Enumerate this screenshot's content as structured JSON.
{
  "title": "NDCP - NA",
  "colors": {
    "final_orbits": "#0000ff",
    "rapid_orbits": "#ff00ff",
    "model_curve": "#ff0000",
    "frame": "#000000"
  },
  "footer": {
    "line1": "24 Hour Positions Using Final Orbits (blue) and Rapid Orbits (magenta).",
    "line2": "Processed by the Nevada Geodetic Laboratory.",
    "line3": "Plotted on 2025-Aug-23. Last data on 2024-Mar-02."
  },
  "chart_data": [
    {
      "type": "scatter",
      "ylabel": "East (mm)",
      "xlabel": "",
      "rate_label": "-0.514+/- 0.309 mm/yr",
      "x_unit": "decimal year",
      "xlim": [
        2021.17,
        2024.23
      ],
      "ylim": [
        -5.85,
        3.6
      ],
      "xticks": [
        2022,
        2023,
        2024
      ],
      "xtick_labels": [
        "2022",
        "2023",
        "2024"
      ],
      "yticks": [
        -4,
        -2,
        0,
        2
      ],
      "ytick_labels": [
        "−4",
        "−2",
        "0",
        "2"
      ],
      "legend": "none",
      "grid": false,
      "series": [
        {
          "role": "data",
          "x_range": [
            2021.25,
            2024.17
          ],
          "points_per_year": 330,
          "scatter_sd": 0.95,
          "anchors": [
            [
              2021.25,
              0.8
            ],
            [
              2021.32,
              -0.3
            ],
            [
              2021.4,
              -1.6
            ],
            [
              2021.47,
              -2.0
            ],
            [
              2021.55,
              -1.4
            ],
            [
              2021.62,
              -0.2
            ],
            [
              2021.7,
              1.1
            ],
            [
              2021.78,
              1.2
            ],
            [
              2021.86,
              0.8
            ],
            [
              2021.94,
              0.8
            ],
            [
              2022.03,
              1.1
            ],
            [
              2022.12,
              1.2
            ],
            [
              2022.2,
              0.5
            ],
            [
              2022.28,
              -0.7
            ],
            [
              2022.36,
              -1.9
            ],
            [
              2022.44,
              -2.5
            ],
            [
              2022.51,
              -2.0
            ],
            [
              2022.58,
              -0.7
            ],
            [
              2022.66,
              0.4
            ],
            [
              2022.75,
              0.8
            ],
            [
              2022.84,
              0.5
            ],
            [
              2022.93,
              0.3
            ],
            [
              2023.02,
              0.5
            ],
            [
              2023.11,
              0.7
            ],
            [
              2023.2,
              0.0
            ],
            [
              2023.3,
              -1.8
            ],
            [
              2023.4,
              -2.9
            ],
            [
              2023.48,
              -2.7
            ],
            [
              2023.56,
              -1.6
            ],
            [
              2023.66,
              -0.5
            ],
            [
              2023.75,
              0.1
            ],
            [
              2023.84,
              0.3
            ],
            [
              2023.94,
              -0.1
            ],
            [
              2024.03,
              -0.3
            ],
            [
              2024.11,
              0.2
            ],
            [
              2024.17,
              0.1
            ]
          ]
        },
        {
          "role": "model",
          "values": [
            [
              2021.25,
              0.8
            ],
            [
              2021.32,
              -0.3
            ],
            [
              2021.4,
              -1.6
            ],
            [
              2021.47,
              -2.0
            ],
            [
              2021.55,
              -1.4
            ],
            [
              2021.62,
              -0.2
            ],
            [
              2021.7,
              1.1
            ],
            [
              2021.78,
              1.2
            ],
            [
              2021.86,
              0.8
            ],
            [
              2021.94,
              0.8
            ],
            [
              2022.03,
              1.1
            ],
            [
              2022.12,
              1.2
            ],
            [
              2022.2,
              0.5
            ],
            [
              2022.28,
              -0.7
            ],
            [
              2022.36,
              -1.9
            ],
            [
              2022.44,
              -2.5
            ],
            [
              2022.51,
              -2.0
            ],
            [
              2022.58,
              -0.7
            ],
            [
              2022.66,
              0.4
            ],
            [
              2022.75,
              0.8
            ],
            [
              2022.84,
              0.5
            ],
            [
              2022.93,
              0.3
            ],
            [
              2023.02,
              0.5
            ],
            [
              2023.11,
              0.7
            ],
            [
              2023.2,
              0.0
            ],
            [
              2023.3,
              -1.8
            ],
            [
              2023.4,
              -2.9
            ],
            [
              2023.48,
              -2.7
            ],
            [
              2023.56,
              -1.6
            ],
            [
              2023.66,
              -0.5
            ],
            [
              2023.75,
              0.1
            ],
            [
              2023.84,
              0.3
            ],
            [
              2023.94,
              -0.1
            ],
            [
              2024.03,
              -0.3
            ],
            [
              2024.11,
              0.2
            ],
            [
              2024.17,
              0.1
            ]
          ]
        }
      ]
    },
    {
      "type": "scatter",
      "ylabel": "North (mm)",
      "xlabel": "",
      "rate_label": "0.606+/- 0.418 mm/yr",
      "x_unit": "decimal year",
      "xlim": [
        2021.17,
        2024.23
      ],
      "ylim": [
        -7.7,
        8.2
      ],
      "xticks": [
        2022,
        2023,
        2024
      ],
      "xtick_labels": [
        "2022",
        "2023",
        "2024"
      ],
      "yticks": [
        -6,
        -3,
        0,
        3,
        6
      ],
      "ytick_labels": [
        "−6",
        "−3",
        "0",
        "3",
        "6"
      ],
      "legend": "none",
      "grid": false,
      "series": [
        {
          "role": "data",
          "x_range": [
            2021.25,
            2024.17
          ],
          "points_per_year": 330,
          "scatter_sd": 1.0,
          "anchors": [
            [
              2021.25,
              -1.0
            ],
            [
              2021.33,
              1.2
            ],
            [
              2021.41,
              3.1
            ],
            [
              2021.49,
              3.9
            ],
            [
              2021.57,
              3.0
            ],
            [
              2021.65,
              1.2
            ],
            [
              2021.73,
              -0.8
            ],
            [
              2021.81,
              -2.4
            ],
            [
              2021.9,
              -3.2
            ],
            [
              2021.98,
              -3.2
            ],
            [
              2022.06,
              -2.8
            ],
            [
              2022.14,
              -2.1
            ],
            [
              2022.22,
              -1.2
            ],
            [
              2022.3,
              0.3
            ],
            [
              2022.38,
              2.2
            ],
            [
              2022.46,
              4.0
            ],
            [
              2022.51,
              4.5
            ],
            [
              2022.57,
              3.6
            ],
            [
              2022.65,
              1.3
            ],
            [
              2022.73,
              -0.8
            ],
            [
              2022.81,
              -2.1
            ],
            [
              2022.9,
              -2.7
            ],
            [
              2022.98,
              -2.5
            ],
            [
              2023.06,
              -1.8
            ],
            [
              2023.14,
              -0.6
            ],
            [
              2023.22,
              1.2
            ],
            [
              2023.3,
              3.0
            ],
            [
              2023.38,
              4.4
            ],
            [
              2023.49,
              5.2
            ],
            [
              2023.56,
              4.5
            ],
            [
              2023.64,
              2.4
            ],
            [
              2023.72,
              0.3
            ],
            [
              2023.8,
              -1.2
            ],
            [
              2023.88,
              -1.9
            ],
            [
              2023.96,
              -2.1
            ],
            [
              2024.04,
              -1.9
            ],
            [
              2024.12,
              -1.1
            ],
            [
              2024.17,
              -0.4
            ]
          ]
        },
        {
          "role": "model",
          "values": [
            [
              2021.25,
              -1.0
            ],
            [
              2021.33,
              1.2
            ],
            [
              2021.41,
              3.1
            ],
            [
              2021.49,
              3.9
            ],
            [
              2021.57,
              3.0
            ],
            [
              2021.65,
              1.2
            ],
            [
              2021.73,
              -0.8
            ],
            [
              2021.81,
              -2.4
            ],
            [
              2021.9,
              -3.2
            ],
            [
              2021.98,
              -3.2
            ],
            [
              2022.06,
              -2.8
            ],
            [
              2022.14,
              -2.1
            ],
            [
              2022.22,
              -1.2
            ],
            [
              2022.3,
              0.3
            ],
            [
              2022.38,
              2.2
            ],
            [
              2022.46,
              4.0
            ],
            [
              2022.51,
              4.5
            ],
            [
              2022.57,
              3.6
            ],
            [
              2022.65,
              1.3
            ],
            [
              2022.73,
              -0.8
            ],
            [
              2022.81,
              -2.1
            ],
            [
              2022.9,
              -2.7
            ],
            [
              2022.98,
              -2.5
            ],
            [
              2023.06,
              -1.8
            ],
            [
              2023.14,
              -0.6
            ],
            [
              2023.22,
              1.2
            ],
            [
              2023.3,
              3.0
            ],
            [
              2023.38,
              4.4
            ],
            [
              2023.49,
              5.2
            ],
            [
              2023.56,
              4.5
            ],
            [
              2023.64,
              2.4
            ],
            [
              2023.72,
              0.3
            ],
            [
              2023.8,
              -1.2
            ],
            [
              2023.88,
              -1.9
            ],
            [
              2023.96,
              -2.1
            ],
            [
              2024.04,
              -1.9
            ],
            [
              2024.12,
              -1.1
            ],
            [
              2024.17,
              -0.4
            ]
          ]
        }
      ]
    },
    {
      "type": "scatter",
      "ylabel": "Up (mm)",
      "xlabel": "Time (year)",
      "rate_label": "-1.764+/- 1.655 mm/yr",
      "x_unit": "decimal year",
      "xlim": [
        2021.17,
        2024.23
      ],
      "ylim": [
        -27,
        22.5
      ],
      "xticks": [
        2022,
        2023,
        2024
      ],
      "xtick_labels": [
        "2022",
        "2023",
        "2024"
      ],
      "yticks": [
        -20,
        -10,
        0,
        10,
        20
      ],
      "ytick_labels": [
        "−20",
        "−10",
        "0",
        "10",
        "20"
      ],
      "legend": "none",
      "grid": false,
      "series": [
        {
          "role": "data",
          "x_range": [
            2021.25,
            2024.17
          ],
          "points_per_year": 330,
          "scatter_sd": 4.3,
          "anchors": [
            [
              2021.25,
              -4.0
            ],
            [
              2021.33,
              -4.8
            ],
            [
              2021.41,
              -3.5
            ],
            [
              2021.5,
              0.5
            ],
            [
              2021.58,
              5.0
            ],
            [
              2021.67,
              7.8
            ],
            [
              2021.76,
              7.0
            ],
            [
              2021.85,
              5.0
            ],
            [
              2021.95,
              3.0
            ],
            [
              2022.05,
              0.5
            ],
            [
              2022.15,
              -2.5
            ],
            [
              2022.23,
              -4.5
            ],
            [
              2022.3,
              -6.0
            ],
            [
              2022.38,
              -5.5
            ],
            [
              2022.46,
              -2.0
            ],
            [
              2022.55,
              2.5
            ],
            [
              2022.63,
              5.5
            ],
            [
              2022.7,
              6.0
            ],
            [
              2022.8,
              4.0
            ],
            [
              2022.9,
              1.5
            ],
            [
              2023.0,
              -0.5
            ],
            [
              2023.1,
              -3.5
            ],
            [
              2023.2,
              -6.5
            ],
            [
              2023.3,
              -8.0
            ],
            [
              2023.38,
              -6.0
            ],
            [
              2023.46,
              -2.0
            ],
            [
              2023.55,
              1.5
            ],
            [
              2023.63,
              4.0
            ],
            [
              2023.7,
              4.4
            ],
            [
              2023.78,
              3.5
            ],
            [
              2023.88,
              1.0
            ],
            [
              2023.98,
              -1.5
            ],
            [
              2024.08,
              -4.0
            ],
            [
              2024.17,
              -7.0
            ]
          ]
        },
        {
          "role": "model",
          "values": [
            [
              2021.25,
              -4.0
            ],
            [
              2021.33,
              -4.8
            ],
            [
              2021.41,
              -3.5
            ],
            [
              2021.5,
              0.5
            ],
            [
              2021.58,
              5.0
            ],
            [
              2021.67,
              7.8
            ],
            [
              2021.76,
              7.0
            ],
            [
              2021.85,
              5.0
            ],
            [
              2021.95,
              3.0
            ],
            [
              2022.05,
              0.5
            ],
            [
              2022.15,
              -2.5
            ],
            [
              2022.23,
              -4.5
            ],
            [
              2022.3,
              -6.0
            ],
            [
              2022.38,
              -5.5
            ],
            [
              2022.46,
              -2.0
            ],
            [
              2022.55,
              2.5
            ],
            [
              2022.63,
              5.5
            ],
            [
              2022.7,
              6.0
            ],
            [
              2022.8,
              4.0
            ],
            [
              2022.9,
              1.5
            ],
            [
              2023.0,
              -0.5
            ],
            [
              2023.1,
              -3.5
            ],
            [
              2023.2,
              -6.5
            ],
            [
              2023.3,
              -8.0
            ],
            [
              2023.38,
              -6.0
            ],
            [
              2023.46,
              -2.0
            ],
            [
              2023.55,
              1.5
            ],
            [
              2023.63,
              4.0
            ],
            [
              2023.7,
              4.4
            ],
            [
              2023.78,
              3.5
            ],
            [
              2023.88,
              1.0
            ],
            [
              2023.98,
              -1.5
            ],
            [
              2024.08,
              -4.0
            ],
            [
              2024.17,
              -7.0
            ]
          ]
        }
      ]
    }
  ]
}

* * *

= Goal of the exercise =
Only lines with the word "ylabel" are wanted, so copy each one from the records.

= Output for this task =
      "ylabel": "East (mm)",
      "ylabel": "North (mm)",
      "ylabel": "Up (mm)",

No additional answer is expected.